→ DATA SECTION:
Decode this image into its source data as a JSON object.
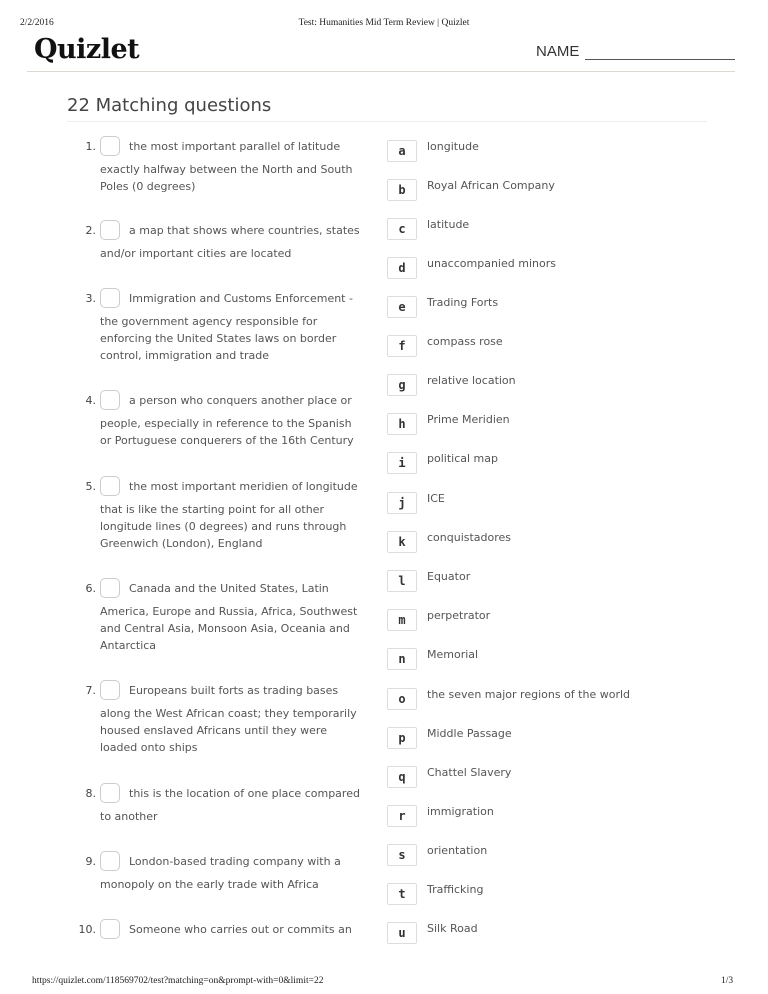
{
  "print_header": {
    "date": "2/2/2016",
    "title": "Test: Humanities Mid Term Review | Quizlet"
  },
  "logo": "Quizlet",
  "name_label": "NAME",
  "section_title": "22 Matching questions",
  "questions": [
    {
      "num": "1.",
      "first": "the most important parallel of latitude",
      "rest": "exactly halfway between the North and South Poles (0 degrees)"
    },
    {
      "num": "2.",
      "first": "a map that shows where countries, states",
      "rest": "and/or important cities are located"
    },
    {
      "num": "3.",
      "first": "Immigration and Customs Enforcement -",
      "rest": "the government agency responsible for enforcing the United States laws on border control, immigration and trade"
    },
    {
      "num": "4.",
      "first": "a person who conquers another place or",
      "rest": "people, especially in reference to the Spanish or Portuguese conquerers of the 16th Century"
    },
    {
      "num": "5.",
      "first": "the most important meridien of longitude",
      "rest": "that is like the starting point for all other longitude lines (0 degrees) and runs through Greenwich (London), England"
    },
    {
      "num": "6.",
      "first": "Canada and the United States, Latin",
      "rest": "America, Europe and Russia, Africa, Southwest and Central Asia, Monsoon Asia, Oceania and Antarctica"
    },
    {
      "num": "7.",
      "first": "Europeans built forts as trading bases",
      "rest": "along the West African coast; they temporarily housed enslaved Africans until they were loaded onto ships"
    },
    {
      "num": "8.",
      "first": "this is the location of one place compared",
      "rest": "to another"
    },
    {
      "num": "9.",
      "first": "London-based trading company with a",
      "rest": "monopoly on the early trade with Africa"
    },
    {
      "num": "10.",
      "first": "Someone who carries out or commits an",
      "rest": ""
    }
  ],
  "answers": [
    {
      "letter": "a",
      "text": "longitude"
    },
    {
      "letter": "b",
      "text": "Royal African Company"
    },
    {
      "letter": "c",
      "text": "latitude"
    },
    {
      "letter": "d",
      "text": "unaccompanied minors"
    },
    {
      "letter": "e",
      "text": "Trading Forts"
    },
    {
      "letter": "f",
      "text": "compass rose"
    },
    {
      "letter": "g",
      "text": "relative location"
    },
    {
      "letter": "h",
      "text": "Prime Meridien"
    },
    {
      "letter": "i",
      "text": "political map"
    },
    {
      "letter": "j",
      "text": "ICE"
    },
    {
      "letter": "k",
      "text": "conquistadores"
    },
    {
      "letter": "l",
      "text": "Equator"
    },
    {
      "letter": "m",
      "text": "perpetrator"
    },
    {
      "letter": "n",
      "text": "Memorial"
    },
    {
      "letter": "o",
      "text": "the seven major regions of the world"
    },
    {
      "letter": "p",
      "text": "Middle Passage"
    },
    {
      "letter": "q",
      "text": "Chattel Slavery"
    },
    {
      "letter": "r",
      "text": "immigration"
    },
    {
      "letter": "s",
      "text": "orientation"
    },
    {
      "letter": "t",
      "text": "Trafficking"
    },
    {
      "letter": "u",
      "text": "Silk Road"
    }
  ],
  "footer": {
    "url": "https://quizlet.com/118569702/test?matching=on&prompt-with=0&limit=22",
    "page": "1/3"
  }
}
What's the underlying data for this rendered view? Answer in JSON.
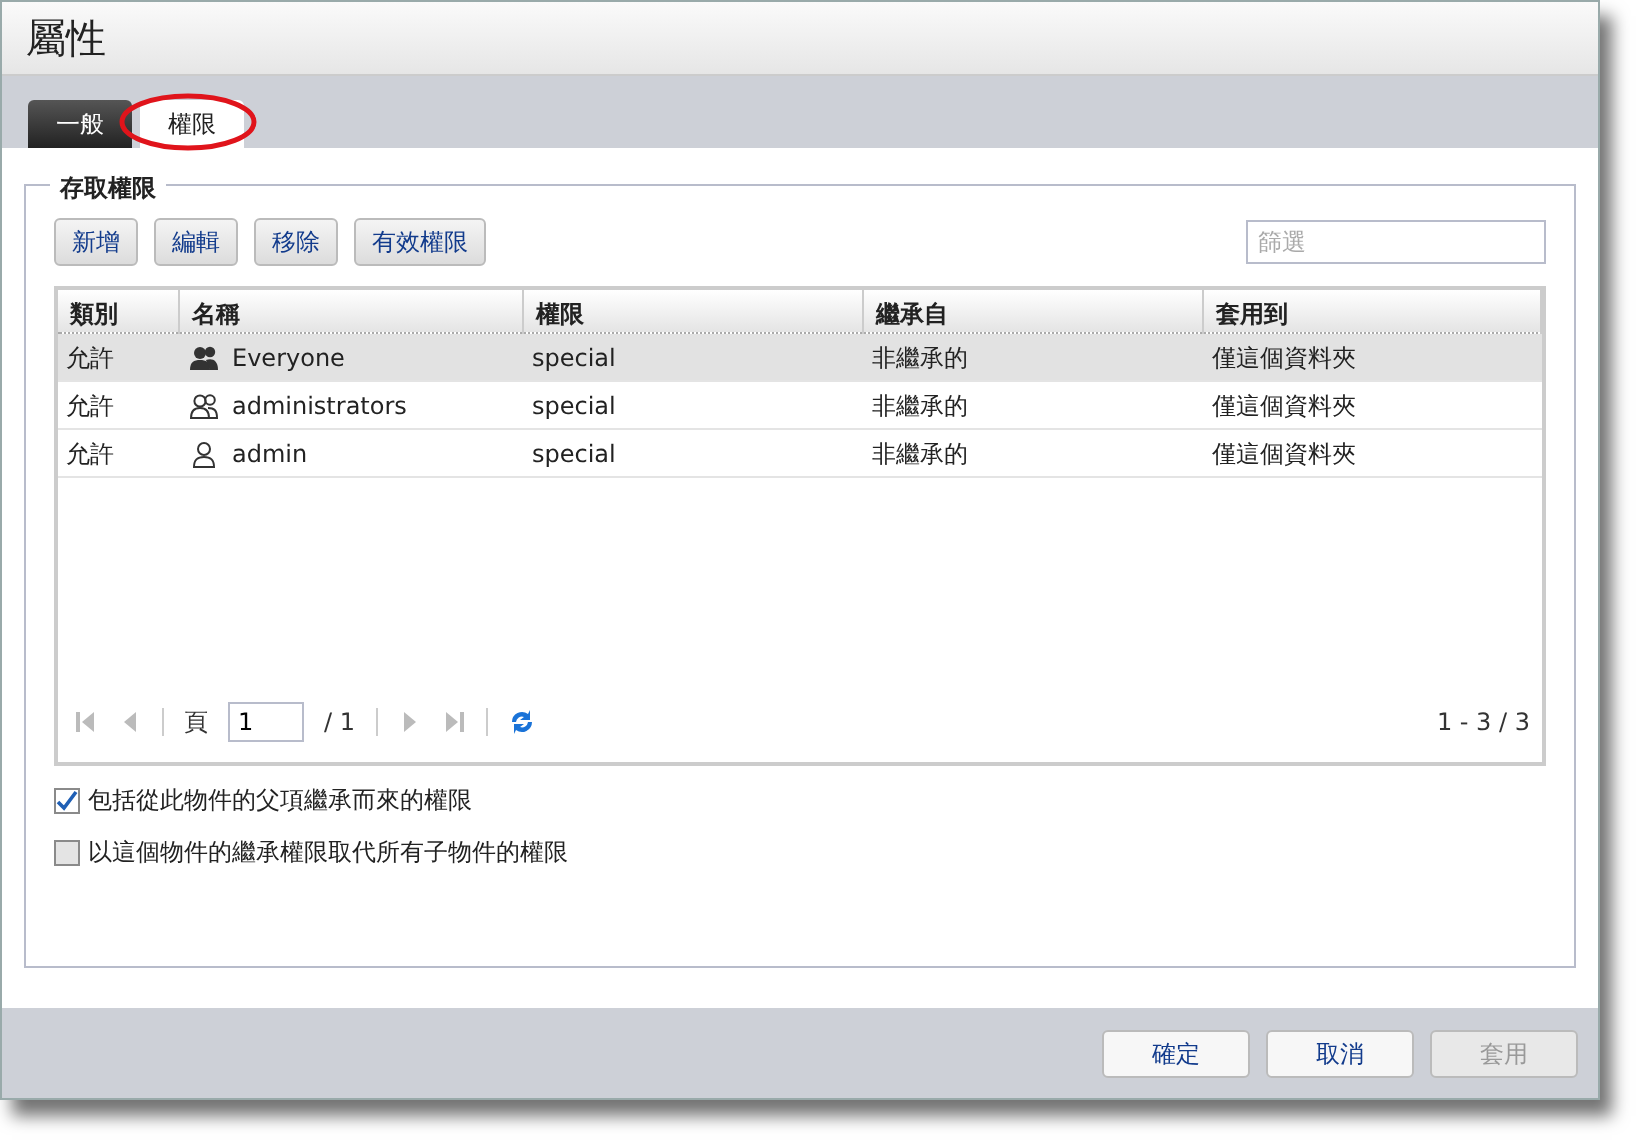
{
  "window": {
    "title": "屬性"
  },
  "tabs": [
    {
      "label": "一般",
      "selected": false,
      "circled": false
    },
    {
      "label": "權限",
      "selected": true,
      "circled": true
    }
  ],
  "section": {
    "legend": "存取權限"
  },
  "toolbar": [
    {
      "label": "新增"
    },
    {
      "label": "編輯"
    },
    {
      "label": "移除"
    },
    {
      "label": "有效權限"
    }
  ],
  "filter": {
    "placeholder": "篩選"
  },
  "table": {
    "columns": [
      "類別",
      "名稱",
      "權限",
      "繼承自",
      "套用到"
    ],
    "rows": [
      {
        "selected": true,
        "kind": "everyone",
        "cells": [
          "允許",
          "Everyone",
          "special",
          "非繼承的",
          "僅這個資料夾"
        ]
      },
      {
        "selected": false,
        "kind": "group",
        "cells": [
          "允許",
          "administrators",
          "special",
          "非繼承的",
          "僅這個資料夾"
        ]
      },
      {
        "selected": false,
        "kind": "user",
        "cells": [
          "允許",
          "admin",
          "special",
          "非繼承的",
          "僅這個資料夾"
        ]
      }
    ]
  },
  "pager": {
    "page_label": "頁",
    "page": "1",
    "total": "/ 1",
    "range": "1 - 3 / 3"
  },
  "options": [
    {
      "label": "包括從此物件的父項繼承而來的權限",
      "checked": true
    },
    {
      "label": "以這個物件的繼承權限取代所有子物件的權限",
      "checked": false
    }
  ],
  "buttons": [
    {
      "label": "確定",
      "disabled": false
    },
    {
      "label": "取消",
      "disabled": false
    },
    {
      "label": "套用",
      "disabled": true
    }
  ]
}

→ WRITTEN INSTRUCTION:
Gather up the lines containing the word "this" from these records and copy them.

→ RESULT:
Decode this image into its source data as a JSON object.
      "first": "this is the location of one place compared",
What's the underlying data for this rendered view? Answer in JSON.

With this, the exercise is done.